(Collected data)
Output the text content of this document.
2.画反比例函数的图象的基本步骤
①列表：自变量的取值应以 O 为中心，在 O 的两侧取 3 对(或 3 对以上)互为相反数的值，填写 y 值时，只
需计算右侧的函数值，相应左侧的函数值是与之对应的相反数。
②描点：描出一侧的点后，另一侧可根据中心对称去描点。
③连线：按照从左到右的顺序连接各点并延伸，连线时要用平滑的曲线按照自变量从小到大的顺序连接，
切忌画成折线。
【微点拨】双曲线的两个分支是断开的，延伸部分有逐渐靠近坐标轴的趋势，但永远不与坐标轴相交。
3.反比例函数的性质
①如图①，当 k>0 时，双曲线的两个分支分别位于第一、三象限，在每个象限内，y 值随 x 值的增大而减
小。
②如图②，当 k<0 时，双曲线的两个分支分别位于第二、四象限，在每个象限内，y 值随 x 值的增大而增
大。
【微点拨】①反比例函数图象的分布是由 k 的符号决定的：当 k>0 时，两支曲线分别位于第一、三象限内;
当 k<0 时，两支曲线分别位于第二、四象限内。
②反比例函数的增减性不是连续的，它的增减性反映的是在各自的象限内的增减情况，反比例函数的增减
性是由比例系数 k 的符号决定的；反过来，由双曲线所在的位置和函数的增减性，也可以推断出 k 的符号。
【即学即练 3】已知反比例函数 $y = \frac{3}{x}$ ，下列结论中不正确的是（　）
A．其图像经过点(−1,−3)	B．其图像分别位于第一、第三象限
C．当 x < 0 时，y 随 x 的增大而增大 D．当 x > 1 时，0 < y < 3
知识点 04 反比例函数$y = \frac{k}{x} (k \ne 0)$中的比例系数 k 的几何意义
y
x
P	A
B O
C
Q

-- GIVEN INSTRUCTION --
Hand back the material above in full, exactly as written.

-- ANSWER FOR THE TASK --
Output the text content of this document.
2.画反比例函数的图象的基本步骤
①列表：自变量的取值应以 O 为中心，在 O 的两侧取 3 对(或 3 对以上)互为相反数的值，填写 y 值时，只
需计算右侧的函数值，相应左侧的函数值是与之对应的相反数。
②描点：描出一侧的点后，另一侧可根据中心对称去描点。
③连线：按照从左到右的顺序连接各点并延伸，连线时要用平滑的曲线按照自变量从小到大的顺序连接，
切忌画成折线。
【微点拨】双曲线的两个分支是断开的，延伸部分有逐渐靠近坐标轴的趋势，但永远不与坐标轴相交。
3.反比例函数的性质
①如图①，当 k>0 时，双曲线的两个分支分别位于第一、三象限，在每个象限内，y 值随 x 值的增大而减
小。
②如图②，当 k<0 时，双曲线的两个分支分别位于第二、四象限，在每个象限内，y 值随 x 值的增大而增
大。
【微点拨】①反比例函数图象的分布是由 k 的符号决定的：当 k>0 时，两支曲线分别位于第一、三象限内;
当 k<0 时，两支曲线分别位于第二、四象限内。
②反比例函数的增减性不是连续的，它的增减性反映的是在各自的象限内的增减情况，反比例函数的增减
性是由比例系数 k 的符号决定的；反过来，由双曲线所在的位置和函数的增减性，也可以推断出 k 的符号。
【即学即练 3】已知反比例函数 $y = \frac{3}{x}$ ，下列结论中不正确的是（　）
A．其图像经过点(−1,−3)	B．其图像分别位于第一、第三象限
C．当 x < 0 时，y 随 x 的增大而增大 D．当 x > 1 时，0 < y < 3
知识点 04 反比例函数$y = \frac{k}{x} (k \ne 0)$中的比例系数 k 的几何意义
y
x
P	A
B O
C
Q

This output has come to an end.